## start DATA FOR PROCESSING

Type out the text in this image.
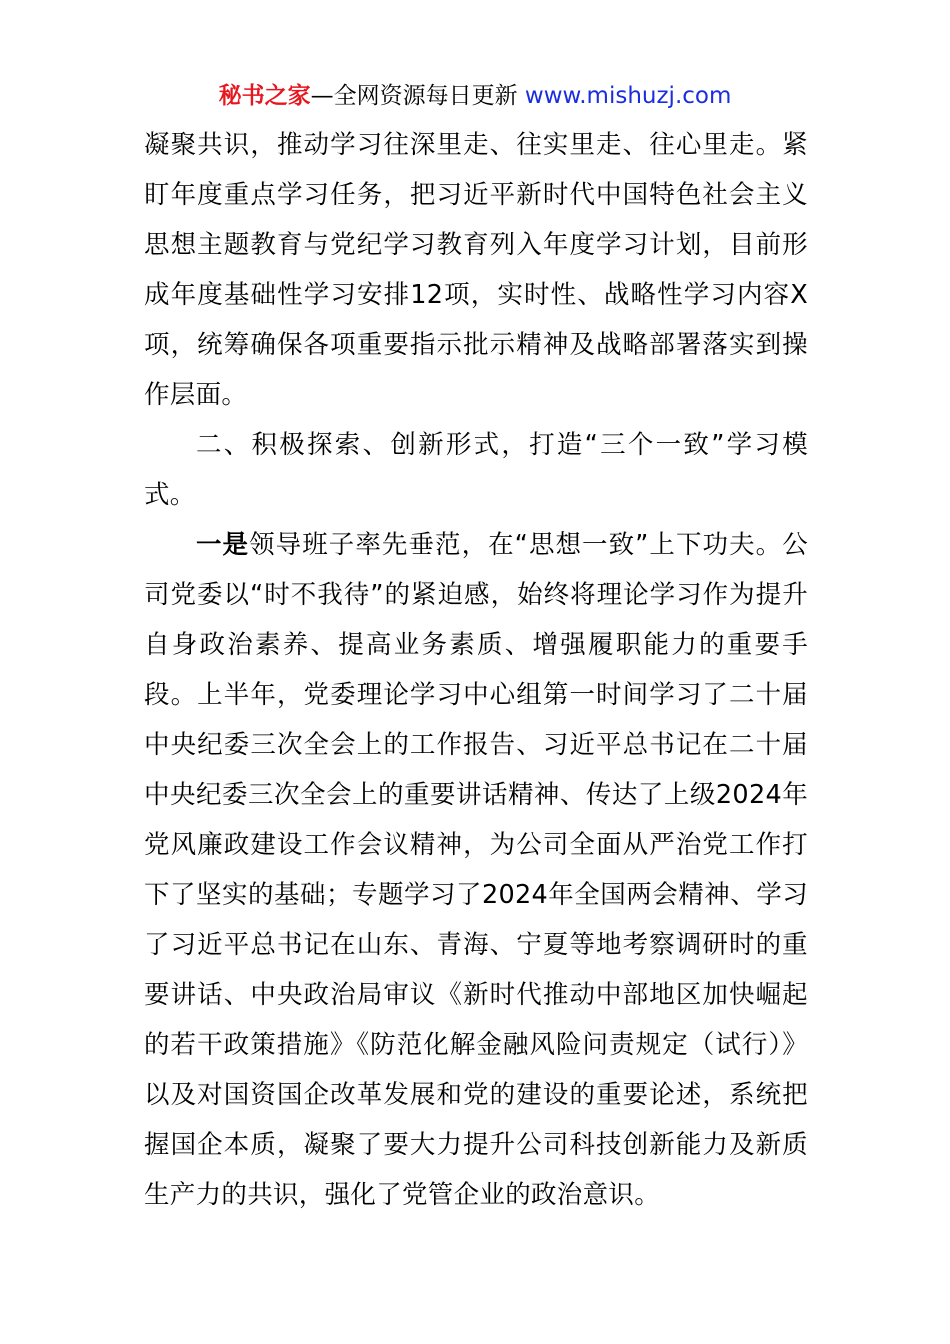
秘书之家—全网资源每日更新 www.mishuzj.com

凝聚共识，推动学习往深里走、往实里走、往心里走。紧盯年度重点学习任务，把习近平新时代中国特色社会主义思想主题教育与党纪学习教育列入年度学习计划，目前形成年度基础性学习安排12项，实时性、战略性学习内容X项，统筹确保各项重要指示批示精神及战略部署落实到操作层面。

二、积极探索、创新形式，打造“三个一致”学习模式。

一是领导班子率先垂范，在“思想一致”上下功夫。公司党委以“时不我待”的紧迫感，始终将理论学习作为提升自身政治素养、提高业务素质、增强履职能力的重要手段。上半年，党委理论学习中心组第一时间学习了二十届中央纪委三次全会上的工作报告、习近平总书记在二十届中央纪委三次全会上的重要讲话精神、传达了上级2024年党风廉政建设工作会议精神，为公司全面从严治党工作打下了坚实的基础；专题学习了2024年全国两会精神、学习了习近平总书记在山东、青海、宁夏等地考察调研时的重要讲话、中央政治局审议《新时代推动中部地区加快崛起的若干政策措施》《防范化解金融风险问责规定（试行）》以及对国资国企改革发展和党的建设的重要论述，系统把握国企本质，凝聚了要大力提升公司科技创新能力及新质生产力的共识，强化了党管企业的政治意识。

## end DATA FOR PROCESSING

TASK PROMPT >> Set down all the data again exactly as above, pictures excluded.

OUTPUT FOR THIS TASK >>
Type out the text in this image.
秘书之家—全网资源每日更新 www.mishuzj.com

凝聚共识，推动学习往深里走、往实里走、往心里走。紧盯年度重点学习任务，把习近平新时代中国特色社会主义思想主题教育与党纪学习教育列入年度学习计划，目前形成年度基础性学习安排12项，实时性、战略性学习内容X项，统筹确保各项重要指示批示精神及战略部署落实到操作层面。

二、积极探索、创新形式，打造“三个一致”学习模式。

一是领导班子率先垂范，在“思想一致”上下功夫。公司党委以“时不我待”的紧迫感，始终将理论学习作为提升自身政治素养、提高业务素质、增强履职能力的重要手段。上半年，党委理论学习中心组第一时间学习了二十届中央纪委三次全会上的工作报告、习近平总书记在二十届中央纪委三次全会上的重要讲话精神、传达了上级2024年党风廉政建设工作会议精神，为公司全面从严治党工作打下了坚实的基础；专题学习了2024年全国两会精神、学习了习近平总书记在山东、青海、宁夏等地考察调研时的重要讲话、中央政治局审议《新时代推动中部地区加快崛起的若干政策措施》《防范化解金融风险问责规定（试行）》以及对国资国企改革发展和党的建设的重要论述，系统把握国企本质，凝聚了要大力提升公司科技创新能力及新质生产力的共识，强化了党管企业的政治意识。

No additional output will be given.